Input rows
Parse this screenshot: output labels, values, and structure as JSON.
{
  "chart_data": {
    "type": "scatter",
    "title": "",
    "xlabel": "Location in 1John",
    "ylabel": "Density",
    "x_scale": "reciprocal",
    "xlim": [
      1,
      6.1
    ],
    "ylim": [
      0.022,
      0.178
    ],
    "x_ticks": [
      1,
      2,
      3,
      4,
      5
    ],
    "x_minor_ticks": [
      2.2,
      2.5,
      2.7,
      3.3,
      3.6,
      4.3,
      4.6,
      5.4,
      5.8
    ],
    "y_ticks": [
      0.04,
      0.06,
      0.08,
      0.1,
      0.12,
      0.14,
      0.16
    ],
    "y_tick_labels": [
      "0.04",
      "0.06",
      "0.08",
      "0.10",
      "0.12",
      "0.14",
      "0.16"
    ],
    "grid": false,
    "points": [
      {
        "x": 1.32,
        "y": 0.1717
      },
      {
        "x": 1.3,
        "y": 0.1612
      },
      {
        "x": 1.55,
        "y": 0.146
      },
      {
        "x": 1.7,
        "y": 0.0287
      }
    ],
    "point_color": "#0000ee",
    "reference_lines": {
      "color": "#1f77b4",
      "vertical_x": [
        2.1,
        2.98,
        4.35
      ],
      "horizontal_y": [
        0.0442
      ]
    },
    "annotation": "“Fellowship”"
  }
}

What you should do
From the first line to the last, retype the data exactly.

Result of the task
Parse this screenshot: output labels, values, and structure as JSON.
{
  "chart_data": {
    "type": "scatter",
    "title": "",
    "xlabel": "Location in 1John",
    "ylabel": "Density",
    "x_scale": "reciprocal",
    "xlim": [
      1,
      6.1
    ],
    "ylim": [
      0.022,
      0.178
    ],
    "x_ticks": [
      1,
      2,
      3,
      4,
      5
    ],
    "x_minor_ticks": [
      2.2,
      2.5,
      2.7,
      3.3,
      3.6,
      4.3,
      4.6,
      5.4,
      5.8
    ],
    "y_ticks": [
      0.04,
      0.06,
      0.08,
      0.1,
      0.12,
      0.14,
      0.16
    ],
    "y_tick_labels": [
      "0.04",
      "0.06",
      "0.08",
      "0.10",
      "0.12",
      "0.14",
      "0.16"
    ],
    "grid": false,
    "points": [
      {
        "x": 1.32,
        "y": 0.1717
      },
      {
        "x": 1.3,
        "y": 0.1612
      },
      {
        "x": 1.55,
        "y": 0.146
      },
      {
        "x": 1.7,
        "y": 0.0287
      }
    ],
    "point_color": "#0000ee",
    "reference_lines": {
      "color": "#1f77b4",
      "vertical_x": [
        2.1,
        2.98,
        4.35
      ],
      "horizontal_y": [
        0.0442
      ]
    },
    "annotation": "“Fellowship”"
  }
}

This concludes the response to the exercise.